Challenge: Retype every entry word for word.

Input material:

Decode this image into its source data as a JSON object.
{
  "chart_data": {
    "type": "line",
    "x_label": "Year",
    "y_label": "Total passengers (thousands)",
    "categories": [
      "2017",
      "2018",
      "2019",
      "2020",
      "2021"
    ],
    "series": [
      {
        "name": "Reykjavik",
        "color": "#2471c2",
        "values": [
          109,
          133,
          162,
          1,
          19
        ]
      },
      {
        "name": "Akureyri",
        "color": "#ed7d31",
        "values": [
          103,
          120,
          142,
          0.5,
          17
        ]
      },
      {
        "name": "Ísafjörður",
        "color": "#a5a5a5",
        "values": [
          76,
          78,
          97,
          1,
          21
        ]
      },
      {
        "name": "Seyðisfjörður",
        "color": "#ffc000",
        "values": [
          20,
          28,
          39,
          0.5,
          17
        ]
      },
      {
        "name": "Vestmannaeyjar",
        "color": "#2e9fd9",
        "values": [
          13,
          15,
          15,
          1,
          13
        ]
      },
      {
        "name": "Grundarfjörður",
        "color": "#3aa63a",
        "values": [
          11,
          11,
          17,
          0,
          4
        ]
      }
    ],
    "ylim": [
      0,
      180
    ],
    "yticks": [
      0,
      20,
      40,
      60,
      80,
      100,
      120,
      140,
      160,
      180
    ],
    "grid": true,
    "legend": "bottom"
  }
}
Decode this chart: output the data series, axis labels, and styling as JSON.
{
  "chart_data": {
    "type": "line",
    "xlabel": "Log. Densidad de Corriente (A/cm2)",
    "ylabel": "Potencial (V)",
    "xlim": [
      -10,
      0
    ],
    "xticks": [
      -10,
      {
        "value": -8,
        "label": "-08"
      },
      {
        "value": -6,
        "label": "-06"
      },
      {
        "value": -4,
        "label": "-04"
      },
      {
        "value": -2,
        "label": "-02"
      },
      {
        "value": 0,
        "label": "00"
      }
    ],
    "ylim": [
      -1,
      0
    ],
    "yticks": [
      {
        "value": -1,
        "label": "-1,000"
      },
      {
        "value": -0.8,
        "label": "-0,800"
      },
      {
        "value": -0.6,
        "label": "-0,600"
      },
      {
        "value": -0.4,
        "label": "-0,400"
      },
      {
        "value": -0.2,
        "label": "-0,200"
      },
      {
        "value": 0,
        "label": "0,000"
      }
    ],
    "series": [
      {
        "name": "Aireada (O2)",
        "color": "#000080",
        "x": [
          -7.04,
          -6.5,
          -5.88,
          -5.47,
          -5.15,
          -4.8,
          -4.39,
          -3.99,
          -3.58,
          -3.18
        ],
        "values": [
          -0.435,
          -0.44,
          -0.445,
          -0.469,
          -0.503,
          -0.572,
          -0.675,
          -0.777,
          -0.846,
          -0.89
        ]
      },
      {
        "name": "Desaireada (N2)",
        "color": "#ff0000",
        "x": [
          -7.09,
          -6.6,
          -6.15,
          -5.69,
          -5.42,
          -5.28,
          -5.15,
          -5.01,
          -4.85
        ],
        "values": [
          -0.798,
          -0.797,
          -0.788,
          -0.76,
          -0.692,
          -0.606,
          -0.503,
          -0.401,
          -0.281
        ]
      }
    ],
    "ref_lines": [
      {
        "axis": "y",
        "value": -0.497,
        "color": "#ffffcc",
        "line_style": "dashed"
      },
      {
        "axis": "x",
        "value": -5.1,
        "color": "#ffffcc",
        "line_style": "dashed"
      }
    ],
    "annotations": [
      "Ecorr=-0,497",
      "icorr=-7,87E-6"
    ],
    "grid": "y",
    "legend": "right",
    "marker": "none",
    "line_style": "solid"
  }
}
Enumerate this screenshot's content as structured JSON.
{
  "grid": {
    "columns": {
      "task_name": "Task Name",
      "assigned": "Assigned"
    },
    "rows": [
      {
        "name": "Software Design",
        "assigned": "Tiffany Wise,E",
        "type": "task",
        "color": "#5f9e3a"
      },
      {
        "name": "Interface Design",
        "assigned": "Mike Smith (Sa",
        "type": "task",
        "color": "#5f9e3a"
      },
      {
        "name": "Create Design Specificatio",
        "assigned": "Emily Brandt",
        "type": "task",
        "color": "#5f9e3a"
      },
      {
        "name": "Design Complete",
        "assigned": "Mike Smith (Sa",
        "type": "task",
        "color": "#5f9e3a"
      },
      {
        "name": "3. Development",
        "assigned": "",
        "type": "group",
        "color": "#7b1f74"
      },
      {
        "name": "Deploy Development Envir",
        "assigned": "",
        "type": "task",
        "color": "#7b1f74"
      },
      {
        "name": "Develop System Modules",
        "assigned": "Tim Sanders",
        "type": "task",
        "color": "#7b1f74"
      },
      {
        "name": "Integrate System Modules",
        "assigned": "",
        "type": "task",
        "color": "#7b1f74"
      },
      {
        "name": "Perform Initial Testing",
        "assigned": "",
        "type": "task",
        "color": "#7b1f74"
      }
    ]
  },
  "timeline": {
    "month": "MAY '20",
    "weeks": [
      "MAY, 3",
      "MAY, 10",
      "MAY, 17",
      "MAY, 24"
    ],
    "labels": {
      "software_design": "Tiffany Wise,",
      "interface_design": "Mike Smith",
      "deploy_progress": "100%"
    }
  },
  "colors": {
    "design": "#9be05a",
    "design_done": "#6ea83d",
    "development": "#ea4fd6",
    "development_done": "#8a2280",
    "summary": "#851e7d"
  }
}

Expected output:
Decode this image into its source data as a JSON object.
{
  "chart_data": {
    "type": "line",
    "x_label": "Year",
    "y_label": "Total passengers (thousands)",
    "categories": [
      "2017",
      "2018",
      "2019",
      "2020",
      "2021"
    ],
    "series": [
      {
        "name": "Reykjavik",
        "color": "#2471c2",
        "values": [
          109,
          133,
          162,
          1,
          19
        ]
      },
      {
        "name": "Akureyri",
        "color": "#ed7d31",
        "values": [
          103,
          120,
          142,
          0.5,
          17
        ]
      },
      {
        "name": "Ísafjörður",
        "color": "#a5a5a5",
        "values": [
          76,
          78,
          97,
          1,
          21
        ]
      },
      {
        "name": "Seyðisfjörður",
        "color": "#ffc000",
        "values": [
          20,
          28,
          39,
          0.5,
          17
        ]
      },
      {
        "name": "Vestmannaeyjar",
        "color": "#2e9fd9",
        "values": [
          13,
          15,
          15,
          1,
          13
        ]
      },
      {
        "name": "Grundarfjörður",
        "color": "#3aa63a",
        "values": [
          11,
          11,
          17,
          0,
          4
        ]
      }
    ],
    "ylim": [
      0,
      180
    ],
    "yticks": [
      0,
      20,
      40,
      60,
      80,
      100,
      120,
      140,
      160,
      180
    ],
    "grid": true,
    "legend": "bottom"
  }
}
Decode this chart: output the data series, axis labels, and styling as JSON.
{
  "chart_data": {
    "type": "line",
    "xlabel": "Log. Densidad de Corriente (A/cm2)",
    "ylabel": "Potencial (V)",
    "xlim": [
      -10,
      0
    ],
    "xticks": [
      -10,
      {
        "value": -8,
        "label": "-08"
      },
      {
        "value": -6,
        "label": "-06"
      },
      {
        "value": -4,
        "label": "-04"
      },
      {
        "value": -2,
        "label": "-02"
      },
      {
        "value": 0,
        "label": "00"
      }
    ],
    "ylim": [
      -1,
      0
    ],
    "yticks": [
      {
        "value": -1,
        "label": "-1,000"
      },
      {
        "value": -0.8,
        "label": "-0,800"
      },
      {
        "value": -0.6,
        "label": "-0,600"
      },
      {
        "value": -0.4,
        "label": "-0,400"
      },
      {
        "value": -0.2,
        "label": "-0,200"
      },
      {
        "value": 0,
        "label": "0,000"
      }
    ],
    "series": [
      {
        "name": "Aireada (O2)",
        "color": "#000080",
        "x": [
          -7.04,
          -6.5,
          -5.88,
          -5.47,
          -5.15,
          -4.8,
          -4.39,
          -3.99,
          -3.58,
          -3.18
        ],
        "values": [
          -0.435,
          -0.44,
          -0.445,
          -0.469,
          -0.503,
          -0.572,
          -0.675,
          -0.777,
          -0.846,
          -0.89
        ]
      },
      {
        "name": "Desaireada (N2)",
        "color": "#ff0000",
        "x": [
          -7.09,
          -6.6,
          -6.15,
          -5.69,
          -5.42,
          -5.28,
          -5.15,
          -5.01,
          -4.85
        ],
        "values": [
          -0.798,
          -0.797,
          -0.788,
          -0.76,
          -0.692,
          -0.606,
          -0.503,
          -0.401,
          -0.281
        ]
      }
    ],
    "ref_lines": [
      {
        "axis": "y",
        "value": -0.497,
        "color": "#ffffcc",
        "line_style": "dashed"
      },
      {
        "axis": "x",
        "value": -5.1,
        "color": "#ffffcc",
        "line_style": "dashed"
      }
    ],
    "annotations": [
      "Ecorr=-0,497",
      "icorr=-7,87E-6"
    ],
    "grid": "y",
    "legend": "right",
    "marker": "none",
    "line_style": "solid"
  }
}
Enumerate this screenshot's content as structured JSON.
{
  "grid": {
    "columns": {
      "task_name": "Task Name",
      "assigned": "Assigned"
    },
    "rows": [
      {
        "name": "Software Design",
        "assigned": "Tiffany Wise,E",
        "type": "task",
        "color": "#5f9e3a"
      },
      {
        "name": "Interface Design",
        "assigned": "Mike Smith (Sa",
        "type": "task",
        "color": "#5f9e3a"
      },
      {
        "name": "Create Design Specificatio",
        "assigned": "Emily Brandt",
        "type": "task",
        "color": "#5f9e3a"
      },
      {
        "name": "Design Complete",
        "assigned": "Mike Smith (Sa",
        "type": "task",
        "color": "#5f9e3a"
      },
      {
        "name": "3. Development",
        "assigned": "",
        "type": "group",
        "color": "#7b1f74"
      },
      {
        "name": "Deploy Development Envir",
        "assigned": "",
        "type": "task",
        "color": "#7b1f74"
      },
      {
        "name": "Develop System Modules",
        "assigned": "Tim Sanders",
        "type": "task",
        "color": "#7b1f74"
      },
      {
        "name": "Integrate System Modules",
        "assigned": "",
        "type": "task",
        "color": "#7b1f74"
      },
      {
        "name": "Perform Initial Testing",
        "assigned": "",
        "type": "task",
        "color": "#7b1f74"
      }
    ]
  },
  "timeline": {
    "month": "MAY '20",
    "weeks": [
      "MAY, 3",
      "MAY, 10",
      "MAY, 17",
      "MAY, 24"
    ],
    "labels": {
      "software_design": "Tiffany Wise,",
      "interface_design": "Mike Smith",
      "deploy_progress": "100%"
    }
  },
  "colors": {
    "design": "#9be05a",
    "design_done": "#6ea83d",
    "development": "#ea4fd6",
    "development_done": "#8a2280",
    "summary": "#851e7d"
  }
}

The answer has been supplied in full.